**What you will do**
Find the word "JSON" in the records below. List each line containing it.

**Listing**
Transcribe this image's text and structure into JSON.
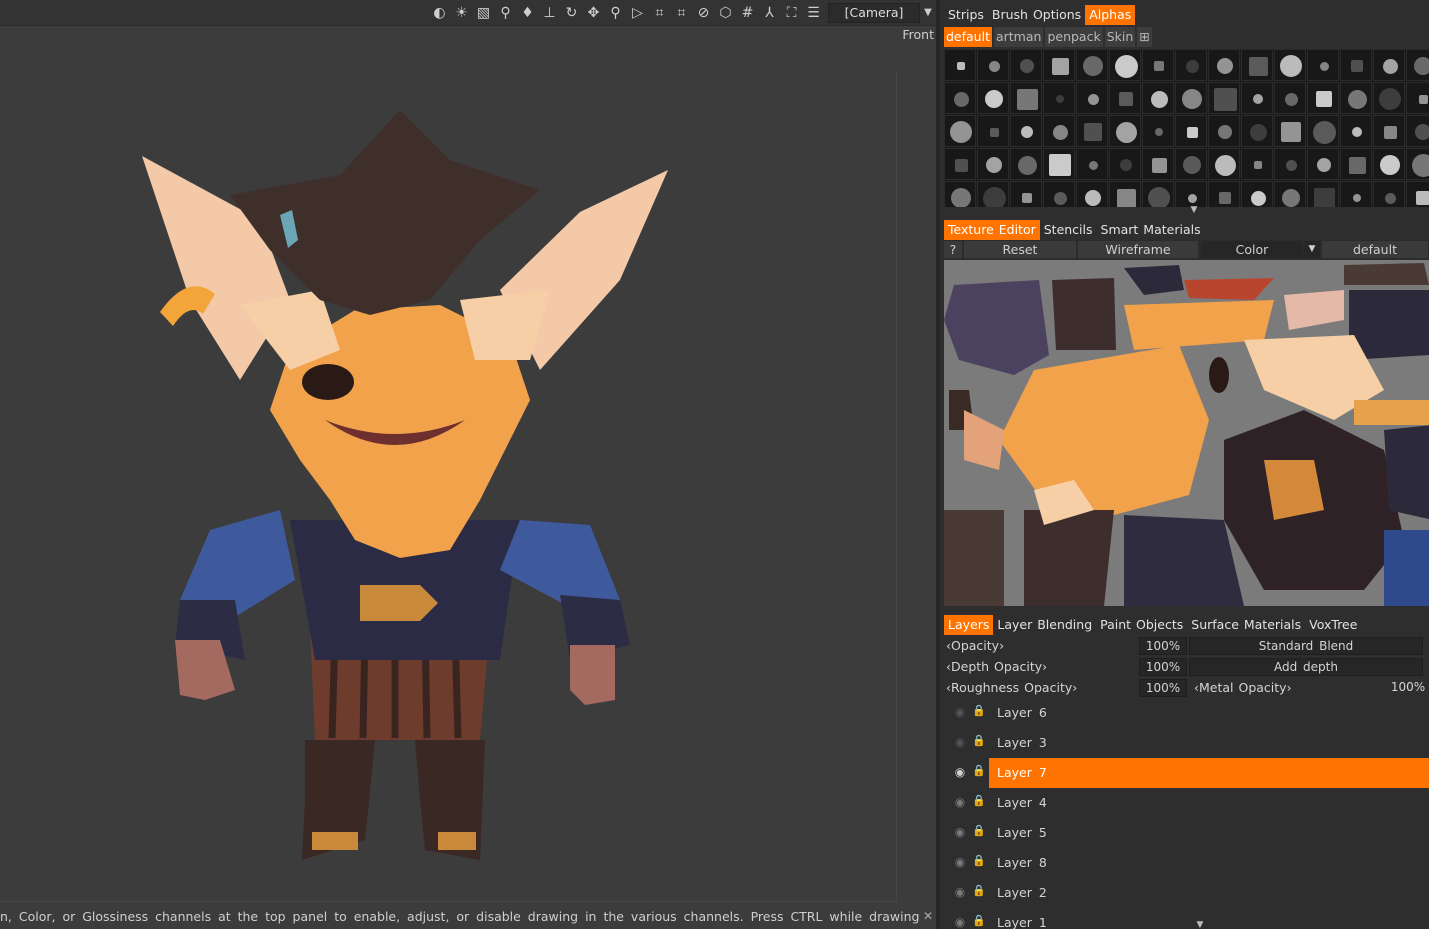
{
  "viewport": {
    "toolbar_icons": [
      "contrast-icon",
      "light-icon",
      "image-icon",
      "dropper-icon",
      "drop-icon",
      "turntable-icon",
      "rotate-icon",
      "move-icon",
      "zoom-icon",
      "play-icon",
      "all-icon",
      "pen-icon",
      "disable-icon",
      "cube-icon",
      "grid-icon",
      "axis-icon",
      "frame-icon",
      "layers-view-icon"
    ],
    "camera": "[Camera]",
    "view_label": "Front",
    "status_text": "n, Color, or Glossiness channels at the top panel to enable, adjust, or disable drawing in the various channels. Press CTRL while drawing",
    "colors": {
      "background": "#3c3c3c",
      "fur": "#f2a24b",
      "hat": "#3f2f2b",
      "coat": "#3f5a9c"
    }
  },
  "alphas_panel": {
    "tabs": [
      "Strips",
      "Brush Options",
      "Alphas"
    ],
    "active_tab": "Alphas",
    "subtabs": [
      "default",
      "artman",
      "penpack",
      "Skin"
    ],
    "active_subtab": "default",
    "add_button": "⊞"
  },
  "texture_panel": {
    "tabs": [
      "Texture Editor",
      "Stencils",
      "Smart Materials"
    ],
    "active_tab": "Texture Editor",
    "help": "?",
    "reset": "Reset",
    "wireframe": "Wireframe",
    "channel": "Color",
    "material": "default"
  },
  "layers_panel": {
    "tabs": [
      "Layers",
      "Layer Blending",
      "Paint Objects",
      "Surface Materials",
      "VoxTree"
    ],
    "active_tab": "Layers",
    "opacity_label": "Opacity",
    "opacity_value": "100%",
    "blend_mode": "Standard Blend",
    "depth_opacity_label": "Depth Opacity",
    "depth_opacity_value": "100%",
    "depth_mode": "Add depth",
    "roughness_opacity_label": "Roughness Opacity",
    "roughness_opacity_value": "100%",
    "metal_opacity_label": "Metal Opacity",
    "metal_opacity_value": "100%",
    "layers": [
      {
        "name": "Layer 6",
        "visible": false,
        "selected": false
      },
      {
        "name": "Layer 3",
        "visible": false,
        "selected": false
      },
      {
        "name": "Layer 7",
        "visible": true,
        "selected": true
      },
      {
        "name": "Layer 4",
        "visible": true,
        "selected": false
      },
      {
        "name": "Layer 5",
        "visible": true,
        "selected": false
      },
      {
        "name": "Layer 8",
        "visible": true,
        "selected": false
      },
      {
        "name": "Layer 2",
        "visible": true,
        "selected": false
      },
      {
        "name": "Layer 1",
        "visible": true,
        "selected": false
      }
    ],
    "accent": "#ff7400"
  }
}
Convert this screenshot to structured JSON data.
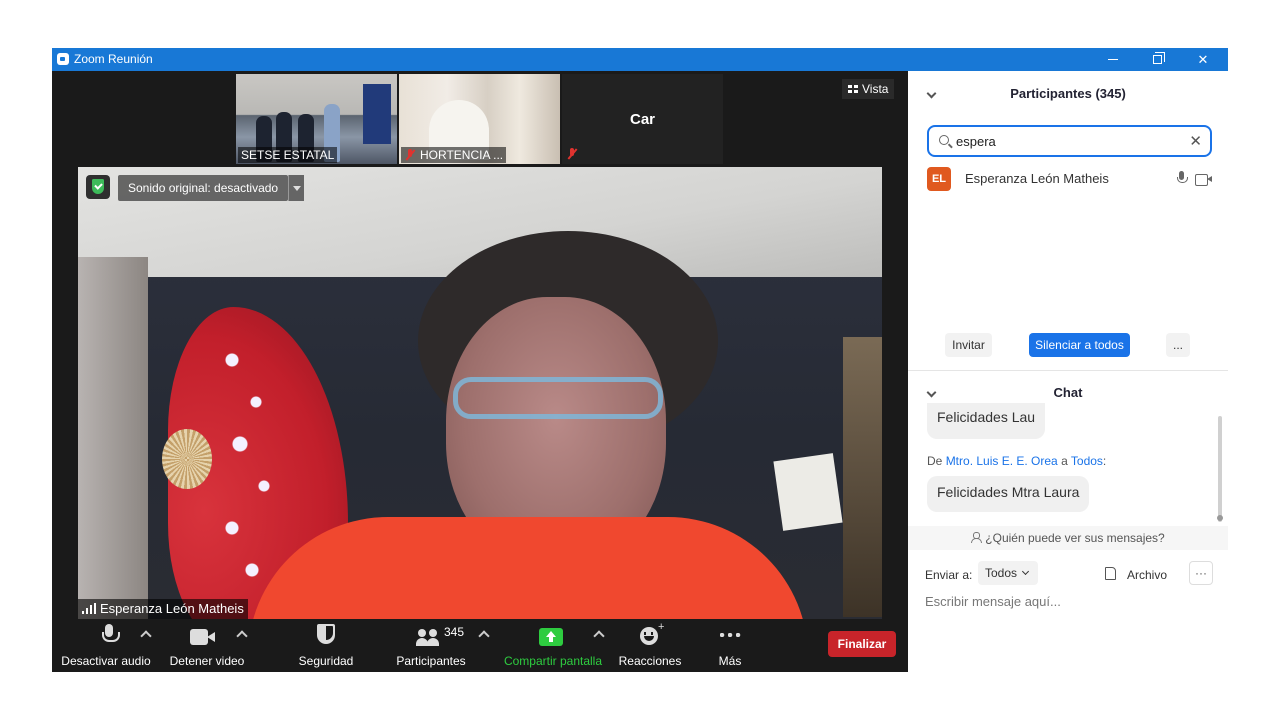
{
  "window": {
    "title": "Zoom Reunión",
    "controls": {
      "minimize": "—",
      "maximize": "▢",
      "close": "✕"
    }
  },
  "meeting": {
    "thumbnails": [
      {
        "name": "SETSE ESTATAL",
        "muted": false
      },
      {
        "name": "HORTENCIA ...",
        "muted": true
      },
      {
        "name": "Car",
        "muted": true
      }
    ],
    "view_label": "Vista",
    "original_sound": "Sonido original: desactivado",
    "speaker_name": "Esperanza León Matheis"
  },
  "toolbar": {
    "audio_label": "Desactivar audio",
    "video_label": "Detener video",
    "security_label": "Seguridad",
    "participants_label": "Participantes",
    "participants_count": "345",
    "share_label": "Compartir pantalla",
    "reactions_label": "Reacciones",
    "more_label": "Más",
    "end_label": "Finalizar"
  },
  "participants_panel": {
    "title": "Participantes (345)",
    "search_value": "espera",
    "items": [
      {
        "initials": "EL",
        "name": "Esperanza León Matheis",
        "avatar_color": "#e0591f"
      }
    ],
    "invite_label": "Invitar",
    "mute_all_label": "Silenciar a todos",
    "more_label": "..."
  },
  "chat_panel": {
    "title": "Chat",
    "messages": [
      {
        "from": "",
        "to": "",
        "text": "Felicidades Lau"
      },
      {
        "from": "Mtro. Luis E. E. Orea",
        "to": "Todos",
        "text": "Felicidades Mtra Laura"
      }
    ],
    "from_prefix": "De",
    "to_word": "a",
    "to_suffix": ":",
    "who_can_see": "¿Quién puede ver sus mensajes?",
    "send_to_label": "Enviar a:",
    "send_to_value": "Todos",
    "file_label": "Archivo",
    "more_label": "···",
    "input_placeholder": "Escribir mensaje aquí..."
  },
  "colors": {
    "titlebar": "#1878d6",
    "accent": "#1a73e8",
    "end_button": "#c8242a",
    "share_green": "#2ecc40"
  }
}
--
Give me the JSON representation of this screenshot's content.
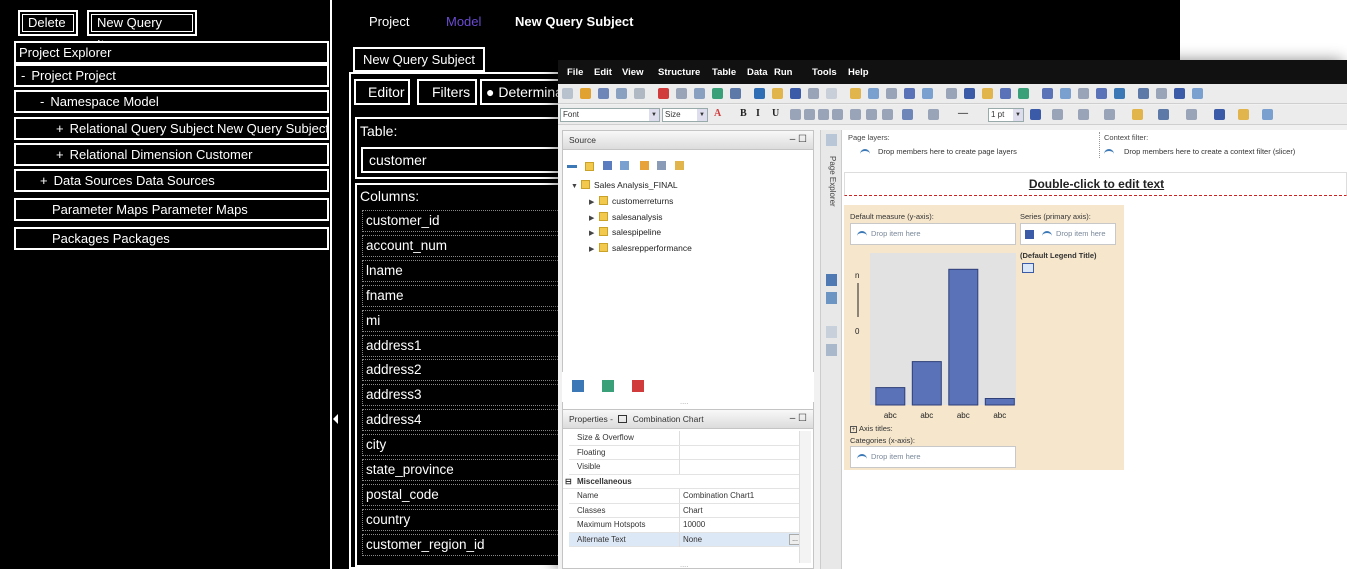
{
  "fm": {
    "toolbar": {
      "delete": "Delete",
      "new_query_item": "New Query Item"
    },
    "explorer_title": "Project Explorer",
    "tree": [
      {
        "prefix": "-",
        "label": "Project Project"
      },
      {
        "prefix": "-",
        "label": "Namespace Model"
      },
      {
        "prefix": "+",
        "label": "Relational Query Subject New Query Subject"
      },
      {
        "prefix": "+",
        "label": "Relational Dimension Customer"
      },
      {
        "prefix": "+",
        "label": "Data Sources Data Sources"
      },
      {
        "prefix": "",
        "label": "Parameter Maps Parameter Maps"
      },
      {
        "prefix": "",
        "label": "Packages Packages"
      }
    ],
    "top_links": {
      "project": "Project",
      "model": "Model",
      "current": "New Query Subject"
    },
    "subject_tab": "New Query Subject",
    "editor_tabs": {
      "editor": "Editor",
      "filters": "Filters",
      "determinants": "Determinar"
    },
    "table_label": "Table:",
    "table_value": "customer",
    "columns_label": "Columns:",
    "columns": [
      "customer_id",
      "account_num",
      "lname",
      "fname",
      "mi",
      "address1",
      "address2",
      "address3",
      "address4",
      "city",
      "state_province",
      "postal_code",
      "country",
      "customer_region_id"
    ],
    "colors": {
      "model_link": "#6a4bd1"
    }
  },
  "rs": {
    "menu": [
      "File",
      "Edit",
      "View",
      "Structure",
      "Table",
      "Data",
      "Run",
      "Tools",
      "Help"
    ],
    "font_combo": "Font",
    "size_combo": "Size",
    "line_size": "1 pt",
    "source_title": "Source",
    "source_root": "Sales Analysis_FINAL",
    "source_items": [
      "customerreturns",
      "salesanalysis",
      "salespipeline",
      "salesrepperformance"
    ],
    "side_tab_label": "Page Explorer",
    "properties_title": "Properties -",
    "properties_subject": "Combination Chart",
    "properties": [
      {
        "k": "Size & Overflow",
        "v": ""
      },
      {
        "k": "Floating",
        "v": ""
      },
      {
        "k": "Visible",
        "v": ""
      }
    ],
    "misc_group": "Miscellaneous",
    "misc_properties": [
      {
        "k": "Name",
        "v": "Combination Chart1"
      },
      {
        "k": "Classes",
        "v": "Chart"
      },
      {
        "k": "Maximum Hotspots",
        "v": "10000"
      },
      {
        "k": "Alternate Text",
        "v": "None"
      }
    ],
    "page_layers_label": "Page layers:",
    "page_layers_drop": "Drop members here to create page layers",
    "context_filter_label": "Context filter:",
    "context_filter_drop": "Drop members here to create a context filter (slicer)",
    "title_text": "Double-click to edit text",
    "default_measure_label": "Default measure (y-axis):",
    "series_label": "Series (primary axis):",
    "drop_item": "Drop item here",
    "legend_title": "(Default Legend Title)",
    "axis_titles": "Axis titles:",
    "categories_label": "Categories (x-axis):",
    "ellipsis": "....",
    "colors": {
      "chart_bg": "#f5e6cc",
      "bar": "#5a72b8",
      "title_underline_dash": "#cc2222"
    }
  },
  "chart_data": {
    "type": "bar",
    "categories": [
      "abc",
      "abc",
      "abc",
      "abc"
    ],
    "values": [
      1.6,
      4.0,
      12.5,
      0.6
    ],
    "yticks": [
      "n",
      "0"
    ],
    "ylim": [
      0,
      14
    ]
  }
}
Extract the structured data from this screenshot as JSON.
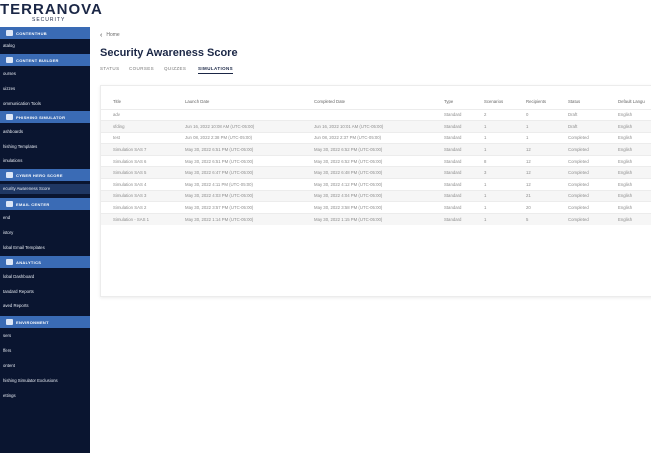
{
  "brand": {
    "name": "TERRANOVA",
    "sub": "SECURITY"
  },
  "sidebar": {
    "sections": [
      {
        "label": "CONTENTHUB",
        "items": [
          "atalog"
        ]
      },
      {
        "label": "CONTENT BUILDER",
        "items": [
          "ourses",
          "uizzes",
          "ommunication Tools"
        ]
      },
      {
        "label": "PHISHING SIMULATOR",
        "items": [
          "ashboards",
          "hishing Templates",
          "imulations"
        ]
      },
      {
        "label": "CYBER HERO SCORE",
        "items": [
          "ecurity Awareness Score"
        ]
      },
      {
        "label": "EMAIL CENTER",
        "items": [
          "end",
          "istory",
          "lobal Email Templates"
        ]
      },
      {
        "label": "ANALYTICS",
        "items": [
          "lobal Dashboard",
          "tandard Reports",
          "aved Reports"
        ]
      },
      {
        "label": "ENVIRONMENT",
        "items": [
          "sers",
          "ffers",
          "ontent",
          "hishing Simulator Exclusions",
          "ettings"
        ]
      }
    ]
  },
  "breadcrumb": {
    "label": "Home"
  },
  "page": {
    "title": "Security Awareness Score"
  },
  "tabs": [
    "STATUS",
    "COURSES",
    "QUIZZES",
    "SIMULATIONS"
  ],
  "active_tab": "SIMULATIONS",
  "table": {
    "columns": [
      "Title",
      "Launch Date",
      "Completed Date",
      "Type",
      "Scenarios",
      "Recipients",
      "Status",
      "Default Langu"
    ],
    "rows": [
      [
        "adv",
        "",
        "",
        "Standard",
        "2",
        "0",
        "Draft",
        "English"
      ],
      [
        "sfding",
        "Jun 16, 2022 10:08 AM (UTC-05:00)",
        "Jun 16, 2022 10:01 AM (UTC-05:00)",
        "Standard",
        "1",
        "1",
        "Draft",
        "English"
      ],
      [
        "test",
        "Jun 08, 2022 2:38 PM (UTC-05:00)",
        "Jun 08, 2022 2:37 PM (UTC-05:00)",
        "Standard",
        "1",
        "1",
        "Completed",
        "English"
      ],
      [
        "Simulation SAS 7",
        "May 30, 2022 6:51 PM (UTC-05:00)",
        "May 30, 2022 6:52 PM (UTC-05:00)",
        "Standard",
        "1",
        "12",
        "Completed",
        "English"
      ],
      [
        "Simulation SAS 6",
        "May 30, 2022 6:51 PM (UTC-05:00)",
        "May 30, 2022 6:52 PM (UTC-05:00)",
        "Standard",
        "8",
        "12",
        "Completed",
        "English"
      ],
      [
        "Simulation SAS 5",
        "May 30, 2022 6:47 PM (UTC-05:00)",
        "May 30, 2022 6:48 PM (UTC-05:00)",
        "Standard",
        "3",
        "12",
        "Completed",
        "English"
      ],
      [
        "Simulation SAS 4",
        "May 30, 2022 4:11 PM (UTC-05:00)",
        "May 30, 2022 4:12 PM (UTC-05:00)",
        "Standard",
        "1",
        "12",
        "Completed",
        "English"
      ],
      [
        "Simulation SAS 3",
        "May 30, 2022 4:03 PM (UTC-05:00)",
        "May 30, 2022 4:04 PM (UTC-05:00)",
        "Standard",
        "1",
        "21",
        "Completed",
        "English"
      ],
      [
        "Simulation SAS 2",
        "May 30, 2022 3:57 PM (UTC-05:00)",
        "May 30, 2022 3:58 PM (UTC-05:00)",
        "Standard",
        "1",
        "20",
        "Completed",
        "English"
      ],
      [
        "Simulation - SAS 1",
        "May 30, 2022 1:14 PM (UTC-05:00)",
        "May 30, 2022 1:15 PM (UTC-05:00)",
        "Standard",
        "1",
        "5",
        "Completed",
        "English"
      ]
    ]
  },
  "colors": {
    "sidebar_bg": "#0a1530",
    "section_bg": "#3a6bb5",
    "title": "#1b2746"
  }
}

**Exercise answer**
Transcribe this image's text and structure into JSON.
Convert this screenshot to structured JSON data.
Give me the JSON representation of this screenshot's content.
Extract the structured data from this screenshot as JSON.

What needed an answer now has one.